=== RECORDS SUPPLIED ===
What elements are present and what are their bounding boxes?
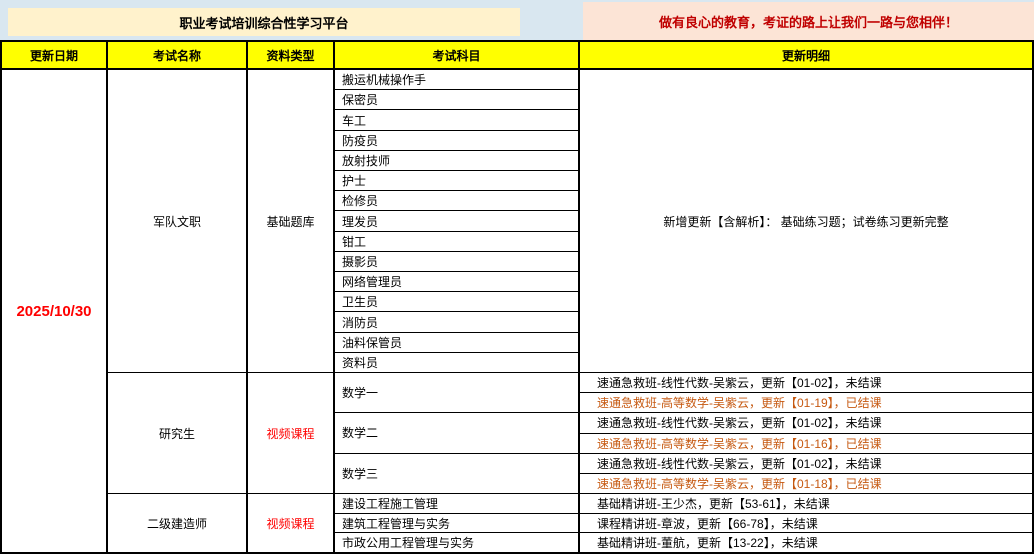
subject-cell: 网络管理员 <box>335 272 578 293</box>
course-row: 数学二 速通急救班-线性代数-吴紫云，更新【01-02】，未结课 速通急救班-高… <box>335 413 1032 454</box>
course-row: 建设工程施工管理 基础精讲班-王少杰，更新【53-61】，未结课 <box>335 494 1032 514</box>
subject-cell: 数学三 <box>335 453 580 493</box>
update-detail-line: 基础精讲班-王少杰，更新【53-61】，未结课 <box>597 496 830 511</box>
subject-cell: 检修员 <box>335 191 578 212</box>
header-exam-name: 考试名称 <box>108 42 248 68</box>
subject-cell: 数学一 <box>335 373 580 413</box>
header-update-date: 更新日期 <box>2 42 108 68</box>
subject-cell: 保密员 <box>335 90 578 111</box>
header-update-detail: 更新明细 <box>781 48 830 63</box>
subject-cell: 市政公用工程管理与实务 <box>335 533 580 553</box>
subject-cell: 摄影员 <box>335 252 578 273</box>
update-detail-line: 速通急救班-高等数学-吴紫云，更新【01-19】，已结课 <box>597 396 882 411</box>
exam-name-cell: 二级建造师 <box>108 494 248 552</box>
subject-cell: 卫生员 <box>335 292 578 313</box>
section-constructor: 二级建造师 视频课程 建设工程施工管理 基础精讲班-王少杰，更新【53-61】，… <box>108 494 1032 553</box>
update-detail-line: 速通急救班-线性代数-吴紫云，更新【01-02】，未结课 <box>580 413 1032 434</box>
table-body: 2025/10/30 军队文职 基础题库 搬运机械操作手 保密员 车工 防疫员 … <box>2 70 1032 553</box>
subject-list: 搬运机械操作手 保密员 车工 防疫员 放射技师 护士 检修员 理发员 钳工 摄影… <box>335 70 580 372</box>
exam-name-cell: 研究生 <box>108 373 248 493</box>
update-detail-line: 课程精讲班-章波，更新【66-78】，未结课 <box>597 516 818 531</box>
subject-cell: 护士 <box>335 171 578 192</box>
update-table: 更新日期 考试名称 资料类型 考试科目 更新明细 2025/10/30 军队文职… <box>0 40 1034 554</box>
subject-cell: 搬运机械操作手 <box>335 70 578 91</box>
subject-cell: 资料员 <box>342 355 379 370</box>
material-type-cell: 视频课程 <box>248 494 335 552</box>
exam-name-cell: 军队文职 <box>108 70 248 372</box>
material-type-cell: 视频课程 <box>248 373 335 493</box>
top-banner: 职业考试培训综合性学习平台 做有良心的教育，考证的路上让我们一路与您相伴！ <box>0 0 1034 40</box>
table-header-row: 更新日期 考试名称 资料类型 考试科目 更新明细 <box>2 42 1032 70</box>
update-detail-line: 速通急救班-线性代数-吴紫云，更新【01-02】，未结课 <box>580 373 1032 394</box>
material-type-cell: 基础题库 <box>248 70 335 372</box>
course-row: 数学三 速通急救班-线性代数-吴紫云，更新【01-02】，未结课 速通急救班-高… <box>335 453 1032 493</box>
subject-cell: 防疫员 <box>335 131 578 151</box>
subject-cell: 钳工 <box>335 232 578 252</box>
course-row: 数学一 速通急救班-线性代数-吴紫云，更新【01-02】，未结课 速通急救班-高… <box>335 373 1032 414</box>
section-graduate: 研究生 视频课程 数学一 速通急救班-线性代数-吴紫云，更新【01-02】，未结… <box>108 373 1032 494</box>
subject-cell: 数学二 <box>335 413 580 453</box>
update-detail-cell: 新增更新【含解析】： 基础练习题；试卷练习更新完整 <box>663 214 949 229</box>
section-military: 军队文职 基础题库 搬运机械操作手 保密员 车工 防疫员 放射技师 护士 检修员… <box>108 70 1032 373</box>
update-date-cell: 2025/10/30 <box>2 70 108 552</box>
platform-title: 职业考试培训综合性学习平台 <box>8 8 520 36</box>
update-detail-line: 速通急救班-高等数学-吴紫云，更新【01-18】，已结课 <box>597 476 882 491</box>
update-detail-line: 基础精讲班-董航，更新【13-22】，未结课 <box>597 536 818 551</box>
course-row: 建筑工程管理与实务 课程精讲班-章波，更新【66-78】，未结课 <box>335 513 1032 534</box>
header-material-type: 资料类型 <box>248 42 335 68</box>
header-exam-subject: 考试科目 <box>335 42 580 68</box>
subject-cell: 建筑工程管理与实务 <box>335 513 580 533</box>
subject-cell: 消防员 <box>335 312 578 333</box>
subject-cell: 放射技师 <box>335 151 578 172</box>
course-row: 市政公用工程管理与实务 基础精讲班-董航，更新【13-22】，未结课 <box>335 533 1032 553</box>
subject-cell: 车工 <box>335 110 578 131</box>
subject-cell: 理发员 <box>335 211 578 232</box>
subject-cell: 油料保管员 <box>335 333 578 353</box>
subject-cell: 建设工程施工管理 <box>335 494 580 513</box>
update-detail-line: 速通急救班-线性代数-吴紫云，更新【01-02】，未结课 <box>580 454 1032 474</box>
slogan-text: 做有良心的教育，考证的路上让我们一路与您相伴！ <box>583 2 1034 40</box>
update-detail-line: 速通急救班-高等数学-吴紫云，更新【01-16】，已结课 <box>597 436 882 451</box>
--
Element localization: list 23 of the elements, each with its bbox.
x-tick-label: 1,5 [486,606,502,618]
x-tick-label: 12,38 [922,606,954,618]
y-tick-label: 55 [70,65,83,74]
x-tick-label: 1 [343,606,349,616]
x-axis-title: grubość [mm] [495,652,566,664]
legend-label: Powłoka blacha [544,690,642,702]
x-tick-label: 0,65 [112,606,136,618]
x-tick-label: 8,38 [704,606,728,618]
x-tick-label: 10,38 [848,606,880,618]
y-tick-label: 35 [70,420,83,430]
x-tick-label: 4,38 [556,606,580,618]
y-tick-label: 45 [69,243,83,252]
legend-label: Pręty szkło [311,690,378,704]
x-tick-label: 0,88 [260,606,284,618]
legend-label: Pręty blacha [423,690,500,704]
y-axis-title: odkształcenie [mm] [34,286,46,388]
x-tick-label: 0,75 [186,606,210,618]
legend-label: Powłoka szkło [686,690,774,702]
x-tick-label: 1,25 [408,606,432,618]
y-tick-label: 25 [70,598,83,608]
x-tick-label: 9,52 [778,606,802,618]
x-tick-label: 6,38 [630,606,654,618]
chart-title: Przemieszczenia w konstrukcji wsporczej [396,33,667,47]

=== SHORT PROBLEM ===
Quote the data verbatim, starting with the line that contains "Element localization: list" and going on through the line that contains "x-tick-label: 6,38 [630,606,654,618]".

=== FULL OUTPUT ===
Element localization: list 23 of the elements, each with its bbox.
x-tick-label: 1,5 [486,606,502,618]
x-tick-label: 12,38 [922,606,954,618]
y-tick-label: 55 [70,65,83,74]
x-tick-label: 1 [343,606,349,616]
x-axis-title: grubość [mm] [495,652,566,664]
legend-label: Powłoka blacha [544,690,642,702]
x-tick-label: 0,65 [112,606,136,618]
x-tick-label: 8,38 [704,606,728,618]
x-tick-label: 10,38 [848,606,880,618]
y-tick-label: 35 [70,420,83,430]
x-tick-label: 4,38 [556,606,580,618]
y-tick-label: 45 [69,243,83,252]
legend-label: Pręty szkło [311,690,378,704]
x-tick-label: 0,88 [260,606,284,618]
legend-label: Pręty blacha [423,690,500,704]
y-axis-title: odkształcenie [mm] [34,286,46,388]
x-tick-label: 0,75 [186,606,210,618]
legend-label: Powłoka szkło [686,690,774,702]
x-tick-label: 1,25 [408,606,432,618]
y-tick-label: 25 [70,598,83,608]
x-tick-label: 9,52 [778,606,802,618]
x-tick-label: 6,38 [630,606,654,618]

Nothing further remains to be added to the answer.